= Direction =
Retype each line exactly. Skip images.

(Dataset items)
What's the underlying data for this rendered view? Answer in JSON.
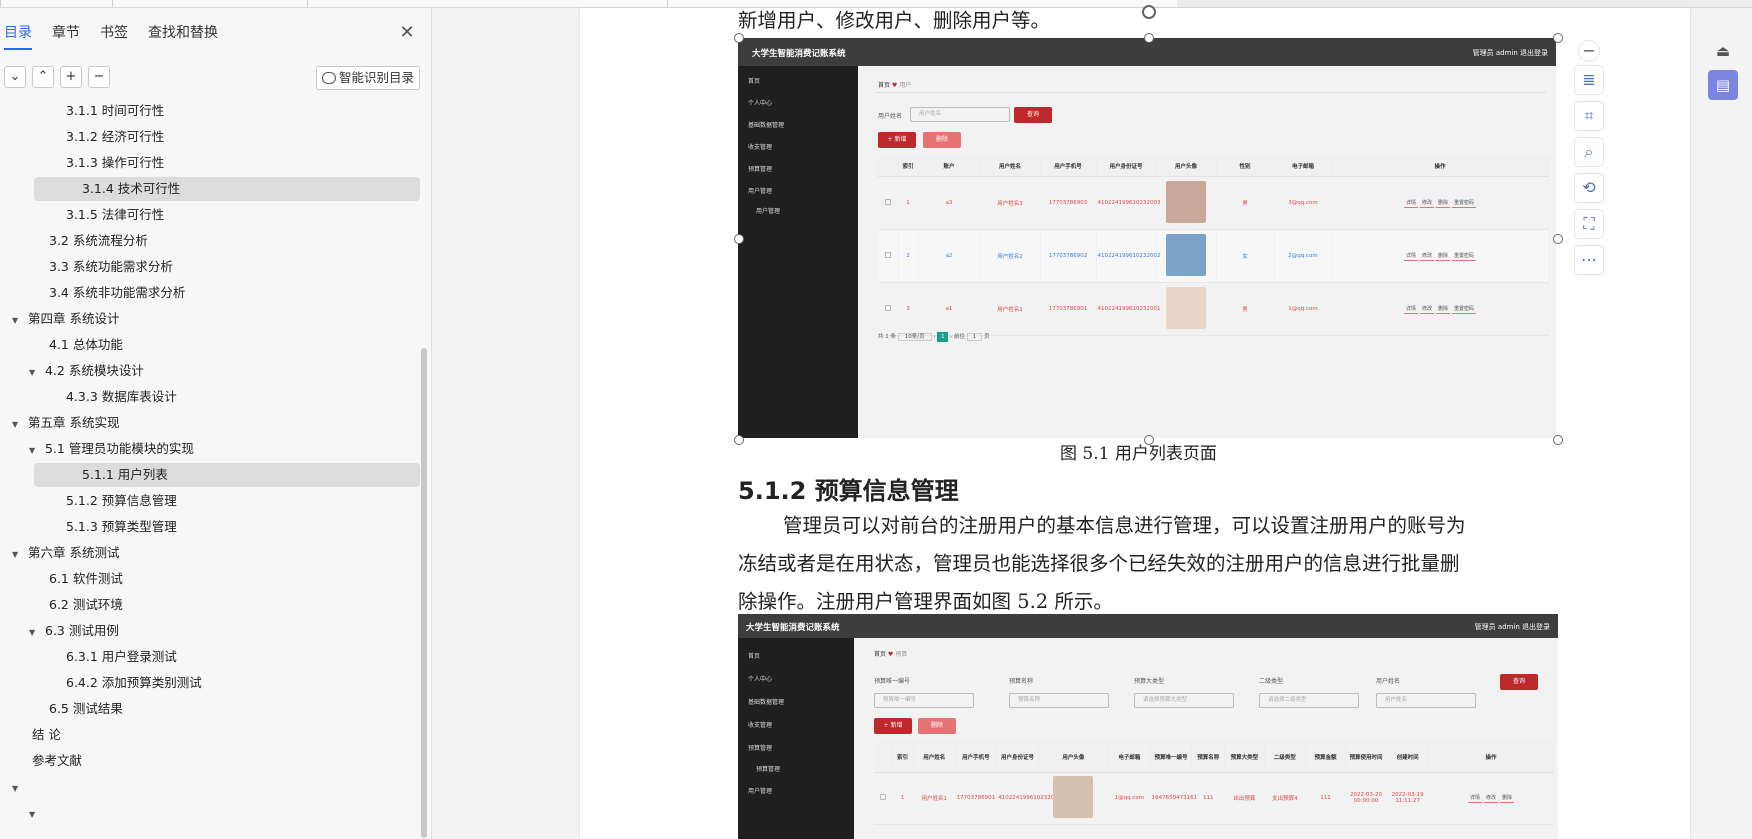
{
  "sidebar": {
    "tabs": [
      "目录",
      "章节",
      "书签",
      "查找和替换"
    ],
    "smart_button": "智能识别目录",
    "toc": [
      {
        "label": "3.1.1 时间可行性",
        "level": 3
      },
      {
        "label": "3.1.2  经济可行性",
        "level": 3
      },
      {
        "label": "3.1.3  操作可行性",
        "level": 3
      },
      {
        "label": "3.1.4  技术可行性",
        "level": 3,
        "highlight": true
      },
      {
        "label": "3.1.5  法律可行性",
        "level": 3
      },
      {
        "label": "3.2 系统流程分析",
        "level": 2
      },
      {
        "label": "3.3 系统功能需求分析",
        "level": 2
      },
      {
        "label": "3.4 系统非功能需求分析",
        "level": 2
      },
      {
        "label": "第四章  系统设计",
        "level": 1,
        "expander": true
      },
      {
        "label": "4.1  总体功能",
        "level": 2
      },
      {
        "label": "4.2  系统模块设计",
        "level": 2,
        "expander": true
      },
      {
        "label": "4.3.3  数据库表设计",
        "level": 3
      },
      {
        "label": "第五章  系统实现",
        "level": 1,
        "expander": true
      },
      {
        "label": "5.1  管理员功能模块的实现",
        "level": 2,
        "expander": true
      },
      {
        "label": "5.1.1  用户列表",
        "level": 3,
        "highlight": true
      },
      {
        "label": "5.1.2  预算信息管理",
        "level": 3
      },
      {
        "label": "5.1.3  预算类型管理",
        "level": 3
      },
      {
        "label": "第六章  系统测试",
        "level": 1,
        "expander": true
      },
      {
        "label": "6.1 软件测试",
        "level": 2
      },
      {
        "label": "6.2 测试环境",
        "level": 2
      },
      {
        "label": "6.3  测试用例",
        "level": 2,
        "expander": true
      },
      {
        "label": "6.3.1  用户登录测试",
        "level": 3
      },
      {
        "label": "6.4.2  添加预算类别测试",
        "level": 3
      },
      {
        "label": "6.5 测试结果",
        "level": 2
      },
      {
        "label": "结  论",
        "level": 1
      },
      {
        "label": "参考文献",
        "level": 1
      },
      {
        "label": "",
        "level": 1,
        "expander": true
      },
      {
        "label": "",
        "level": 2,
        "expander": true
      }
    ]
  },
  "doc": {
    "top_line": "新增用户、修改用户、删除用户等。",
    "caption1": "图 5.1  用户列表页面",
    "heading": "5.1.2  预算信息管理",
    "para_lines": [
      "管理员可以对前台的注册用户的基本信息进行管理，可以设置注册用户的账号为",
      "冻结或者是在用状态，管理员也能选择很多个已经失效的注册用户的信息进行批量删",
      "除操作。注册用户管理界面如图 5.2 所示。"
    ]
  },
  "fig1": {
    "app_title": "大学生智能消费记账系统",
    "top_right": "管理员 admin    退出登录",
    "menu": [
      "首页",
      "个人中心",
      "基础数据管理",
      "收支管理",
      "预算管理",
      "用户管理",
      "用户管理"
    ],
    "crumb_home": "首页",
    "crumb_page": "用户",
    "search_label": "用户姓名",
    "search_placeholder": "用户姓名",
    "search_btn": "查询",
    "add_btn": "+ 新增",
    "delete_btn": "删除",
    "columns": [
      "",
      "索引",
      "账户",
      "用户姓名",
      "用户手机号",
      "用户身份证号",
      "用户头像",
      "性别",
      "电子邮箱",
      "操作"
    ],
    "rows": [
      {
        "idx": "1",
        "account": "a3",
        "name": "用户姓名3",
        "phone": "17703786903",
        "idcard": "410224199610232003",
        "gender": "男",
        "email": "3@qq.com",
        "avatar_color": "#c9a79b"
      },
      {
        "idx": "2",
        "account": "a2",
        "name": "用户姓名2",
        "phone": "17703786902",
        "idcard": "410224199610232002",
        "gender": "女",
        "email": "2@qq.com",
        "avatar_color": "#7ba3c7"
      },
      {
        "idx": "3",
        "account": "a1",
        "name": "用户姓名1",
        "phone": "17703786901",
        "idcard": "410224199610232001",
        "gender": "男",
        "email": "1@qq.com",
        "avatar_color": "#e8d5c7"
      }
    ],
    "ops": [
      "详情",
      "修改",
      "删除",
      "重置密码"
    ],
    "pager_total": "共 1 条",
    "pager_size": "10条/页",
    "pager_page": "1",
    "pager_goto": "前往",
    "pager_goto_val": "1",
    "pager_unit": "页"
  },
  "fig2": {
    "app_title": "大学生智能消费记账系统",
    "top_right": "管理员 admin    退出登录",
    "menu": [
      "首页",
      "个人中心",
      "基础数据管理",
      "收支管理",
      "预算管理",
      "预算管理",
      "用户管理"
    ],
    "crumb_home": "首页",
    "crumb_page": "预算",
    "filters": [
      {
        "label": "预算唯一编号",
        "placeholder": "预算唯一编号"
      },
      {
        "label": "预算名称",
        "placeholder": "预算名称"
      },
      {
        "label": "预算大类型",
        "placeholder": "请选择预算大类型"
      },
      {
        "label": "二级类型",
        "placeholder": "请选择二级类型"
      },
      {
        "label": "用户姓名",
        "placeholder": "用户姓名"
      }
    ],
    "search_btn": "查询",
    "add_btn": "+ 新增",
    "delete_btn": "删除",
    "columns": [
      "",
      "索引",
      "用户姓名",
      "用户手机号",
      "用户身份证号",
      "用户头像",
      "电子邮箱",
      "预算唯一编号",
      "预算名称",
      "预算大类型",
      "二级类型",
      "预算金额",
      "预算使用时间",
      "创建时间",
      "操作"
    ],
    "row": {
      "idx": "1",
      "name": "用户姓名1",
      "phone": "17703786901",
      "idcard": "410224199610232001",
      "email": "1@qq.com",
      "code": "1647659473161",
      "bname": "111",
      "btype": "出出预算",
      "sub": "支出预算4",
      "amount": "111",
      "usetime": "2022-03-20 00:00:00",
      "ctime": "2022-03-19 11:11:27",
      "avatar_color": "#d8c0b0"
    },
    "ops": [
      "详情",
      "修改",
      "删除"
    ]
  },
  "colors": {
    "accent": "#2b6de0",
    "red": "#c0292b",
    "green": "#16a085",
    "dark": "#3d3d3d"
  }
}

= Answer to this problem =
What's the underlying data for this rendered view? Answer in JSON.
{
  "sidebar": {
    "tabs": [
      "目录",
      "章节",
      "书签",
      "查找和替换"
    ],
    "smart_button": "智能识别目录",
    "toc": [
      {
        "label": "3.1.1 时间可行性",
        "level": 3
      },
      {
        "label": "3.1.2  经济可行性",
        "level": 3
      },
      {
        "label": "3.1.3  操作可行性",
        "level": 3
      },
      {
        "label": "3.1.4  技术可行性",
        "level": 3,
        "highlight": true
      },
      {
        "label": "3.1.5  法律可行性",
        "level": 3
      },
      {
        "label": "3.2 系统流程分析",
        "level": 2
      },
      {
        "label": "3.3 系统功能需求分析",
        "level": 2
      },
      {
        "label": "3.4 系统非功能需求分析",
        "level": 2
      },
      {
        "label": "第四章  系统设计",
        "level": 1,
        "expander": true
      },
      {
        "label": "4.1  总体功能",
        "level": 2
      },
      {
        "label": "4.2  系统模块设计",
        "level": 2,
        "expander": true
      },
      {
        "label": "4.3.3  数据库表设计",
        "level": 3
      },
      {
        "label": "第五章  系统实现",
        "level": 1,
        "expander": true
      },
      {
        "label": "5.1  管理员功能模块的实现",
        "level": 2,
        "expander": true
      },
      {
        "label": "5.1.1  用户列表",
        "level": 3,
        "highlight": true
      },
      {
        "label": "5.1.2  预算信息管理",
        "level": 3
      },
      {
        "label": "5.1.3  预算类型管理",
        "level": 3
      },
      {
        "label": "第六章  系统测试",
        "level": 1,
        "expander": true
      },
      {
        "label": "6.1 软件测试",
        "level": 2
      },
      {
        "label": "6.2 测试环境",
        "level": 2
      },
      {
        "label": "6.3  测试用例",
        "level": 2,
        "expander": true
      },
      {
        "label": "6.3.1  用户登录测试",
        "level": 3
      },
      {
        "label": "6.4.2  添加预算类别测试",
        "level": 3
      },
      {
        "label": "6.5 测试结果",
        "level": 2
      },
      {
        "label": "结  论",
        "level": 1
      },
      {
        "label": "参考文献",
        "level": 1
      },
      {
        "label": "",
        "level": 1,
        "expander": true
      },
      {
        "label": "",
        "level": 2,
        "expander": true
      }
    ]
  },
  "doc": {
    "top_line": "新增用户、修改用户、删除用户等。",
    "caption1": "图 5.1  用户列表页面",
    "heading": "5.1.2  预算信息管理",
    "para_lines": [
      "管理员可以对前台的注册用户的基本信息进行管理，可以设置注册用户的账号为",
      "冻结或者是在用状态，管理员也能选择很多个已经失效的注册用户的信息进行批量删",
      "除操作。注册用户管理界面如图 5.2 所示。"
    ]
  },
  "fig1": {
    "app_title": "大学生智能消费记账系统",
    "top_right": "管理员 admin    退出登录",
    "menu": [
      "首页",
      "个人中心",
      "基础数据管理",
      "收支管理",
      "预算管理",
      "用户管理",
      "用户管理"
    ],
    "crumb_home": "首页",
    "crumb_page": "用户",
    "search_label": "用户姓名",
    "search_placeholder": "用户姓名",
    "search_btn": "查询",
    "add_btn": "+ 新增",
    "delete_btn": "删除",
    "columns": [
      "",
      "索引",
      "账户",
      "用户姓名",
      "用户手机号",
      "用户身份证号",
      "用户头像",
      "性别",
      "电子邮箱",
      "操作"
    ],
    "rows": [
      {
        "idx": "1",
        "account": "a3",
        "name": "用户姓名3",
        "phone": "17703786903",
        "idcard": "410224199610232003",
        "gender": "男",
        "email": "3@qq.com",
        "avatar_color": "#c9a79b"
      },
      {
        "idx": "2",
        "account": "a2",
        "name": "用户姓名2",
        "phone": "17703786902",
        "idcard": "410224199610232002",
        "gender": "女",
        "email": "2@qq.com",
        "avatar_color": "#7ba3c7"
      },
      {
        "idx": "3",
        "account": "a1",
        "name": "用户姓名1",
        "phone": "17703786901",
        "idcard": "410224199610232001",
        "gender": "男",
        "email": "1@qq.com",
        "avatar_color": "#e8d5c7"
      }
    ],
    "ops": [
      "详情",
      "修改",
      "删除",
      "重置密码"
    ],
    "pager_total": "共 1 条",
    "pager_size": "10条/页",
    "pager_page": "1",
    "pager_goto": "前往",
    "pager_goto_val": "1",
    "pager_unit": "页"
  },
  "fig2": {
    "app_title": "大学生智能消费记账系统",
    "top_right": "管理员 admin    退出登录",
    "menu": [
      "首页",
      "个人中心",
      "基础数据管理",
      "收支管理",
      "预算管理",
      "预算管理",
      "用户管理"
    ],
    "crumb_home": "首页",
    "crumb_page": "预算",
    "filters": [
      {
        "label": "预算唯一编号",
        "placeholder": "预算唯一编号"
      },
      {
        "label": "预算名称",
        "placeholder": "预算名称"
      },
      {
        "label": "预算大类型",
        "placeholder": "请选择预算大类型"
      },
      {
        "label": "二级类型",
        "placeholder": "请选择二级类型"
      },
      {
        "label": "用户姓名",
        "placeholder": "用户姓名"
      }
    ],
    "search_btn": "查询",
    "add_btn": "+ 新增",
    "delete_btn": "删除",
    "columns": [
      "",
      "索引",
      "用户姓名",
      "用户手机号",
      "用户身份证号",
      "用户头像",
      "电子邮箱",
      "预算唯一编号",
      "预算名称",
      "预算大类型",
      "二级类型",
      "预算金额",
      "预算使用时间",
      "创建时间",
      "操作"
    ],
    "row": {
      "idx": "1",
      "name": "用户姓名1",
      "phone": "17703786901",
      "idcard": "410224199610232001",
      "email": "1@qq.com",
      "code": "1647659473161",
      "bname": "111",
      "btype": "出出预算",
      "sub": "支出预算4",
      "amount": "111",
      "usetime": "2022-03-20 00:00:00",
      "ctime": "2022-03-19 11:11:27",
      "avatar_color": "#d8c0b0"
    },
    "ops": [
      "详情",
      "修改",
      "删除"
    ]
  },
  "colors": {
    "accent": "#2b6de0",
    "red": "#c0292b",
    "green": "#16a085",
    "dark": "#3d3d3d"
  }
}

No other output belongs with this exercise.